• **PROBLEM DETAILS**
Your task is to repeat the lines below exactly, excluding any pictures they contain.
··········
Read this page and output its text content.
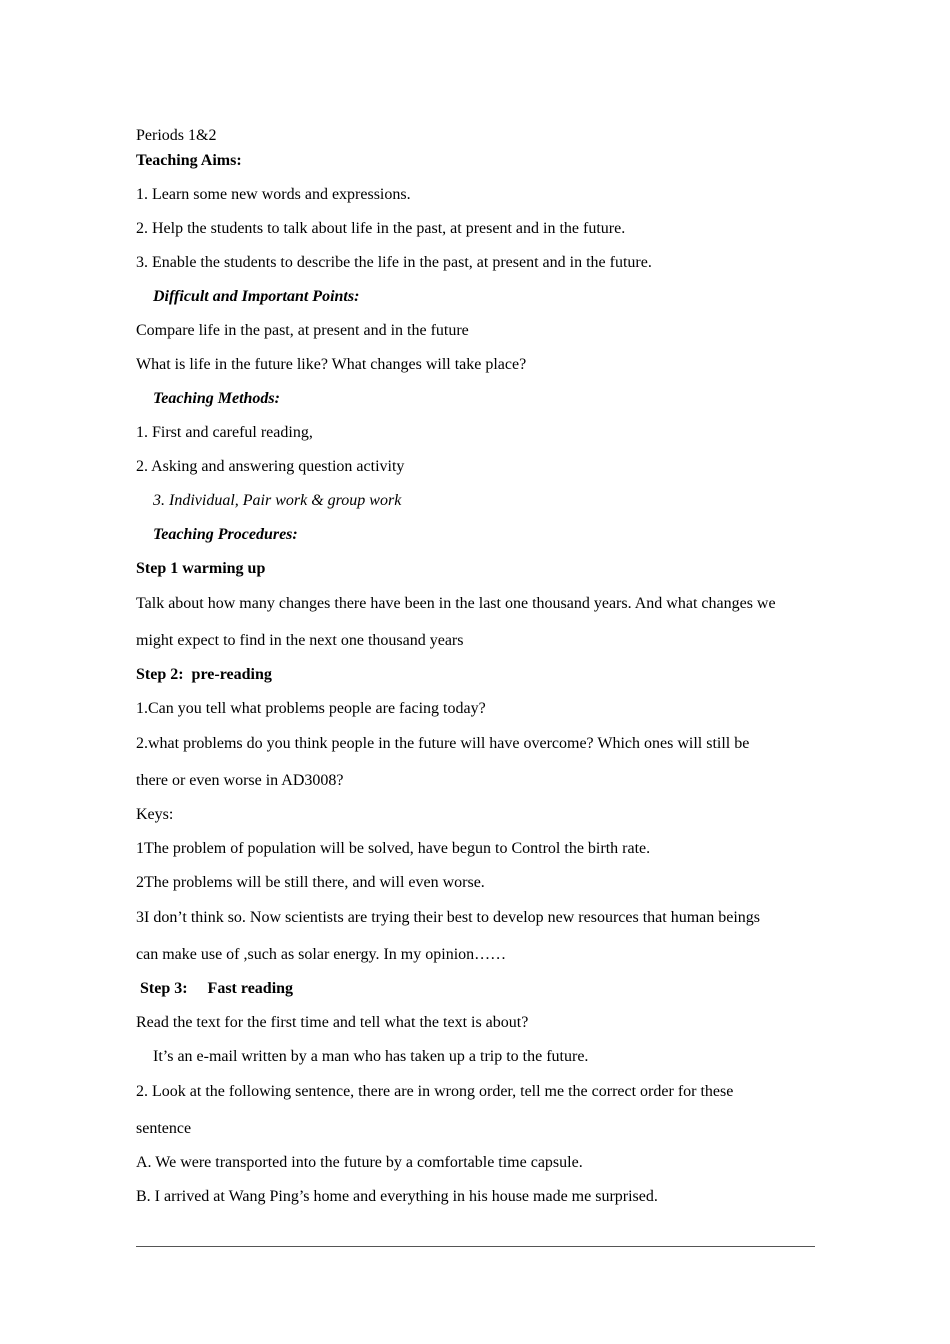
Periods 1&2
Teaching Aims:
1. Learn some new words and expressions.
2. Help the students to talk about life in the past, at present and in the future.
3. Enable the students to describe the life in the past, at present and in the future.
Difficult and Important Points:
Compare life in the past, at present and in the future
What is life in the future like? What changes will take place?
Teaching Methods:
1. First and careful reading,
2. Asking and answering question activity
3. Individual, Pair work & group work
Teaching Procedures:
Step 1 warming up
Talk about how many changes there have been in the last one thousand years. And what changes we
might expect to find in the next one thousand years
Step 2:  pre-reading
1.Can you tell what problems people are facing today?
2.what problems do you think people in the future will have overcome? Which ones will still be
there or even worse in AD3008?
Keys:
1The problem of population will be solved, have begun to Control the birth rate.
2The problems will be still there, and will even worse.
3I don’t think so. Now scientists are trying their best to develop new resources that human beings
can make use of ,such as solar energy. In my opinion……
Step 3:     Fast reading
Read the text for the first time and tell what the text is about?
It’s an e-mail written by a man who has taken up a trip to the future.
2. Look at the following sentence, there are in wrong order, tell me the correct order for these
sentence
A. We were transported into the future by a comfortable time capsule.
B. I arrived at Wang Ping’s home and everything in his house made me surprised.
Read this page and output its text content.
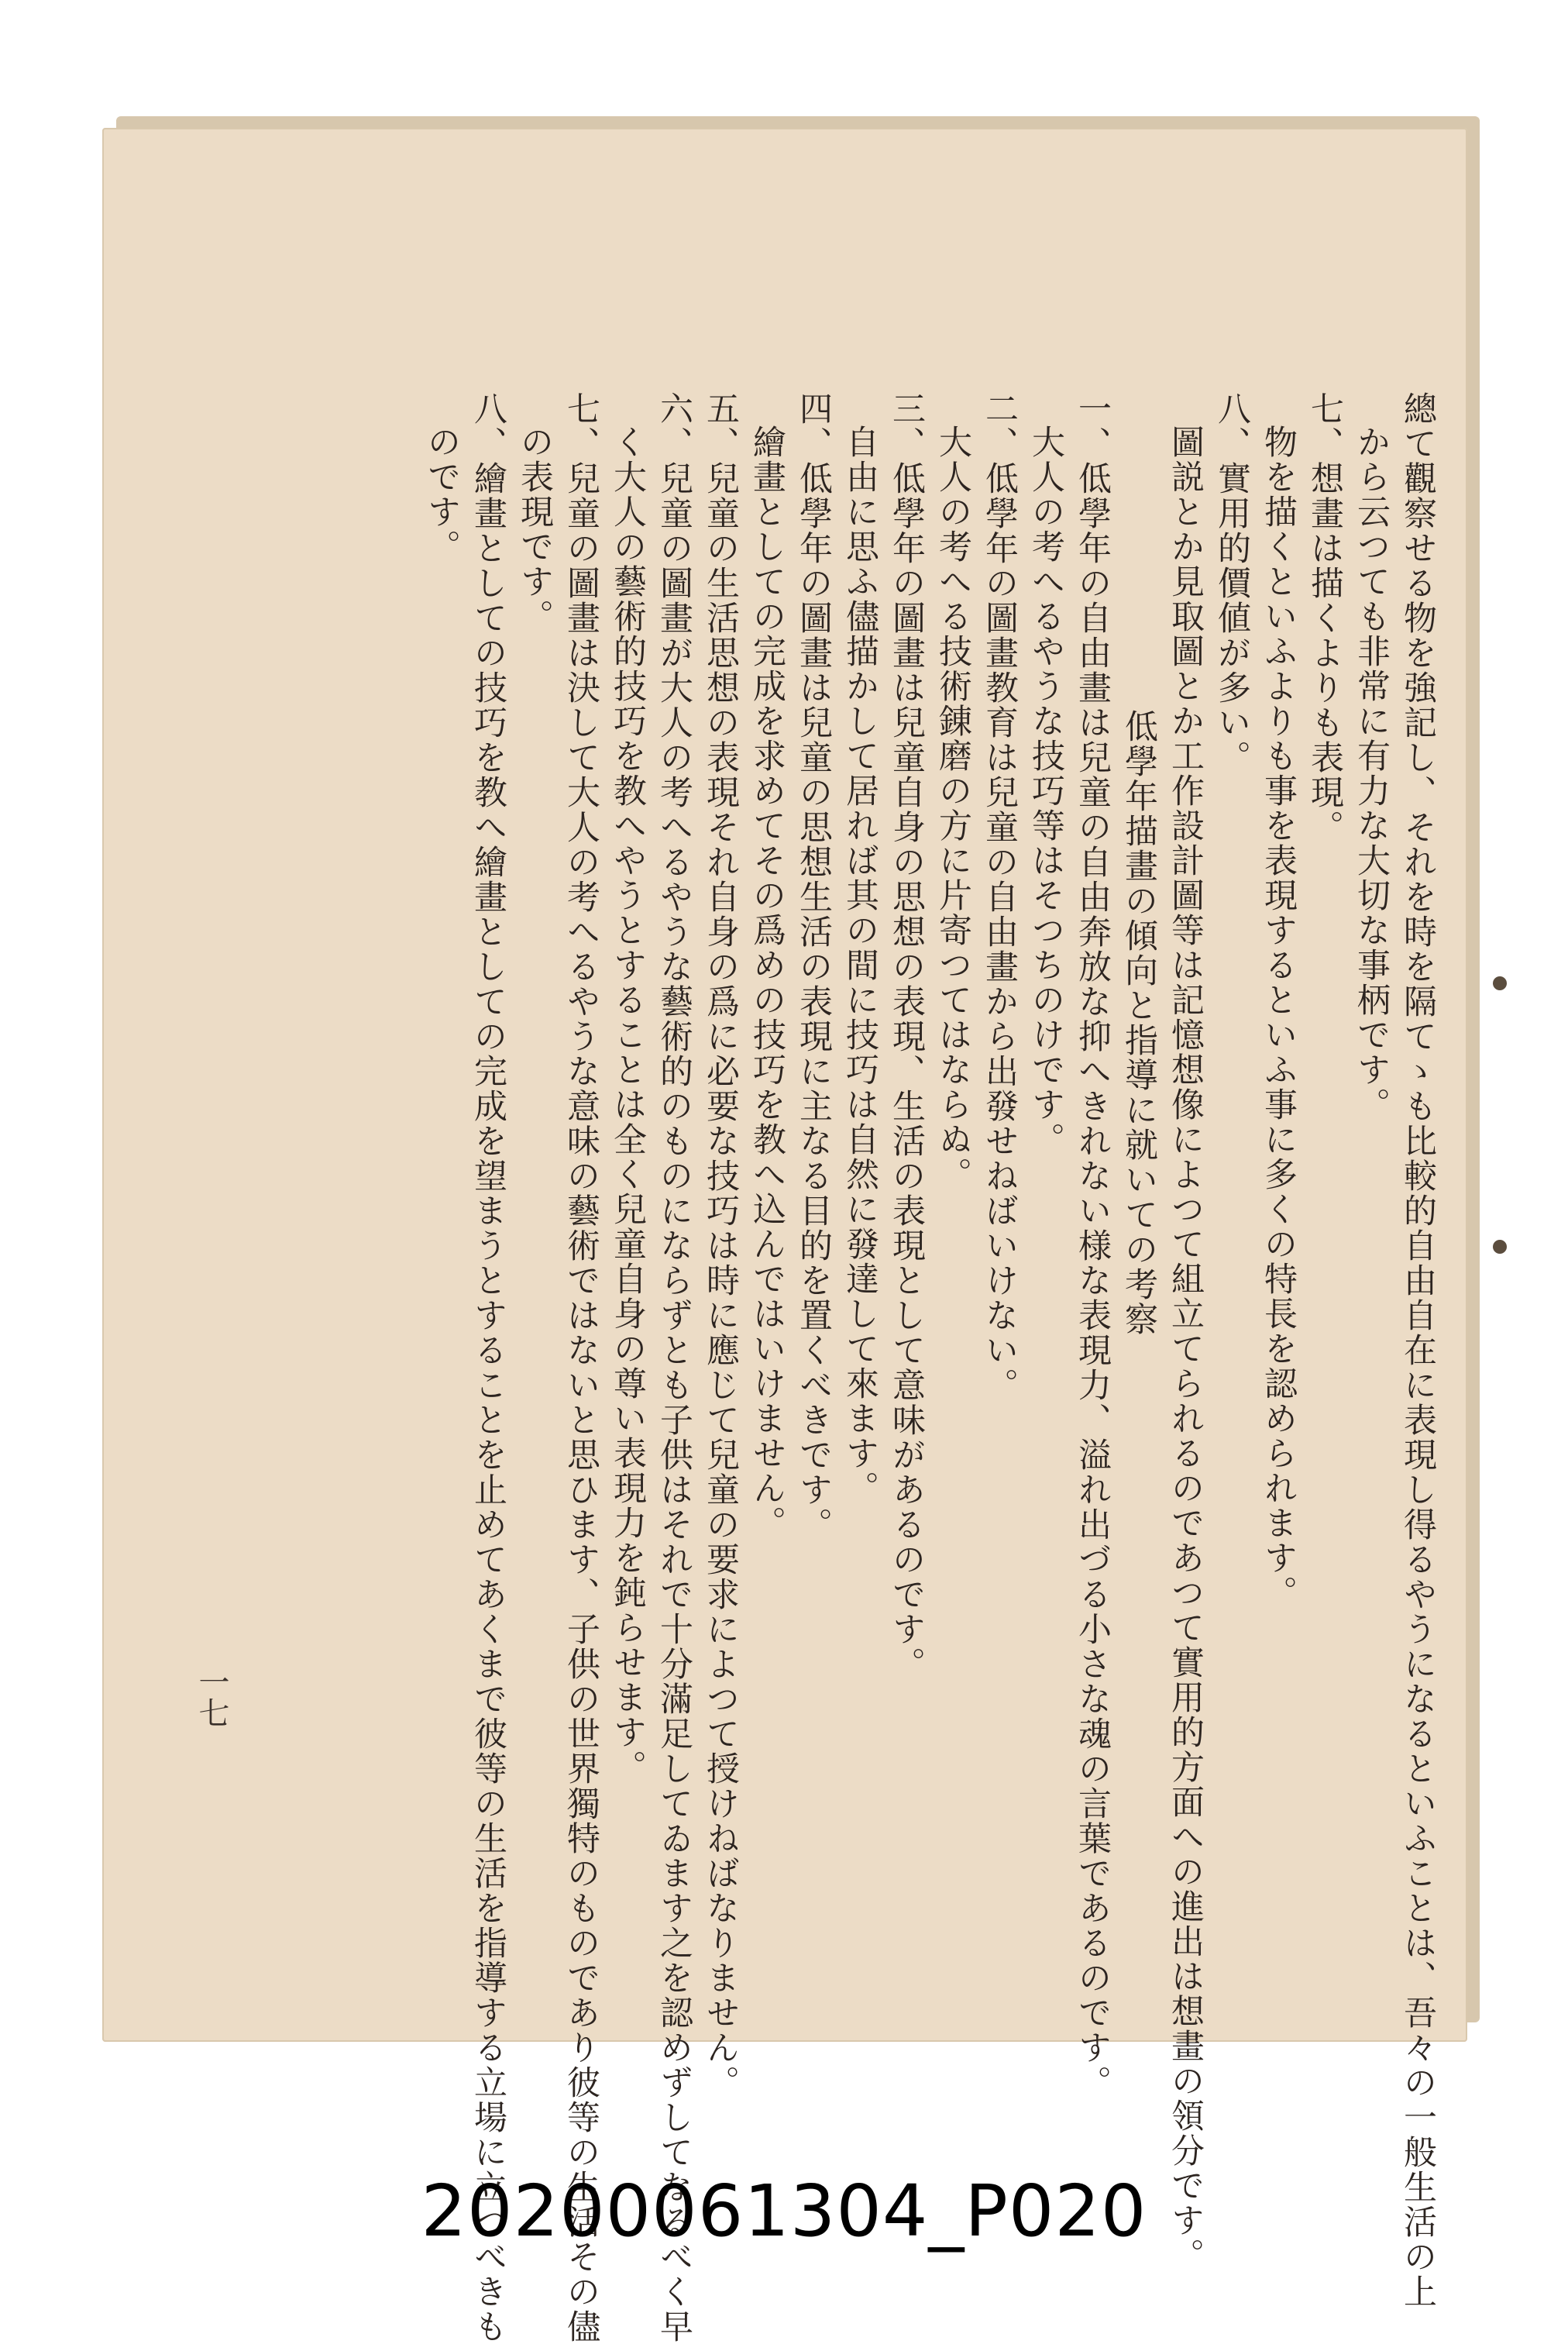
總て觀察せる物を強記し、それを時を隔てゝも比較的自由自在に表現し得るやうになるといふことは、吾々の一般生活の上
から云つても非常に有力な大切な事柄です。
七、想畫は描くよりも表現。
物を描くといふよりも事を表現するといふ事に多くの特長を認められます。
八、實用的價値が多い。
圖説とか見取圖とか工作設計圖等は記憶想像によつて組立てられるのであつて實用的方面への進出は想畫の領分です。
低學年描畫の傾向と指導に就いての考察
一、低學年の自由畫は兒童の自由奔放な抑へきれない様な表現力、溢れ出づる小さな魂の言葉であるのです。
大人の考へるやうな技巧等はそつちのけです。
二、低學年の圖畫教育は兒童の自由畫から出發せねばいけない。
大人の考へる技術錬磨の方に片寄つてはならぬ。
三、低學年の圖畫は兒童自身の思想の表現、生活の表現として意味があるのです。
自由に思ふ儘描かして居れば其の間に技巧は自然に發達して來ます。
四、低學年の圖畫は兒童の思想生活の表現に主なる目的を置くべきです。
繪畫としての完成を求めてその爲めの技巧を教へ込んではいけません。
五、兒童の生活思想の表現それ自身の爲に必要な技巧は時に應じて兒童の要求によつて授けねばなりません。
六、兒童の圖畫が大人の考へるやうな藝術的のものにならずとも子供はそれで十分滿足してゐます之を認めずしてなるべく早
く大人の藝術的技巧を教へやうとすることは全く兒童自身の尊い表現力を鈍らせます。
七、兒童の圖畫は決して大人の考へるやうな意味の藝術ではないと思ひます、子供の世界獨特のものであり彼等の生活その儘
の表現です。
八、繪畫としての技巧を教へ繪畫としての完成を望まうとすることを止めてあくまで彼等の生活を指導する立場に立つべきも
のです。
一七
20200061304_P020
··········
• **RESPONSE**
Read this page and output its text content.
Periods 1&2
Teaching Aims:
1. Learn some new words and expressions.
2. Help the students to talk about life in the past, at present and in the future.
3. Enable the students to describe the life in the past, at present and in the future.
Difficult and Important Points:
Compare life in the past, at present and in the future
What is life in the future like? What changes will take place?
Teaching Methods:
1. First and careful reading,
2. Asking and answering question activity
3. Individual, Pair work & group work
Teaching Procedures:
Step 1 warming up
Talk about how many changes there have been in the last one thousand years. And what changes we
might expect to find in the next one thousand years
Step 2:  pre-reading
1.Can you tell what problems people are facing today?
2.what problems do you think people in the future will have overcome? Which ones will still be
there or even worse in AD3008?
Keys:
1The problem of population will be solved, have begun to Control the birth rate.
2The problems will be still there, and will even worse.
3I don’t think so. Now scientists are trying their best to develop new resources that human beings
can make use of ,such as solar energy. In my opinion……
Step 3:     Fast reading
Read the text for the first time and tell what the text is about?
It’s an e-mail written by a man who has taken up a trip to the future.
2. Look at the following sentence, there are in wrong order, tell me the correct order for these
sentence
A. We were transported into the future by a comfortable time capsule.
B. I arrived at Wang Ping’s home and everything in his house made me surprised.
Read this page and output its text content.
總て觀察せる物を強記し、それを時を隔てゝも比較的自由自在に表現し得るやうになるといふことは、吾々の一般生活の上
から云つても非常に有力な大切な事柄です。
七、想畫は描くよりも表現。
物を描くといふよりも事を表現するといふ事に多くの特長を認められます。
八、實用的價値が多い。
圖説とか見取圖とか工作設計圖等は記憶想像によつて組立てられるのであつて實用的方面への進出は想畫の領分です。
低學年描畫の傾向と指導に就いての考察
一、低學年の自由畫は兒童の自由奔放な抑へきれない様な表現力、溢れ出づる小さな魂の言葉であるのです。
大人の考へるやうな技巧等はそつちのけです。
二、低學年の圖畫教育は兒童の自由畫から出發せねばいけない。
大人の考へる技術錬磨の方に片寄つてはならぬ。
三、低學年の圖畫は兒童自身の思想の表現、生活の表現として意味があるのです。
自由に思ふ儘描かして居れば其の間に技巧は自然に發達して來ます。
四、低學年の圖畫は兒童の思想生活の表現に主なる目的を置くべきです。
繪畫としての完成を求めてその爲めの技巧を教へ込んではいけません。
五、兒童の生活思想の表現それ自身の爲に必要な技巧は時に應じて兒童の要求によつて授けねばなりません。
六、兒童の圖畫が大人の考へるやうな藝術的のものにならずとも子供はそれで十分滿足してゐます之を認めずしてなるべく早
く大人の藝術的技巧を教へやうとすることは全く兒童自身の尊い表現力を鈍らせます。
七、兒童の圖畫は決して大人の考へるやうな意味の藝術ではないと思ひます、子供の世界獨特のものであり彼等の生活その儘
の表現です。
八、繪畫としての技巧を教へ繪畫としての完成を望まうとすることを止めてあくまで彼等の生活を指導する立場に立つべきも
のです。
一七
20200061304_P020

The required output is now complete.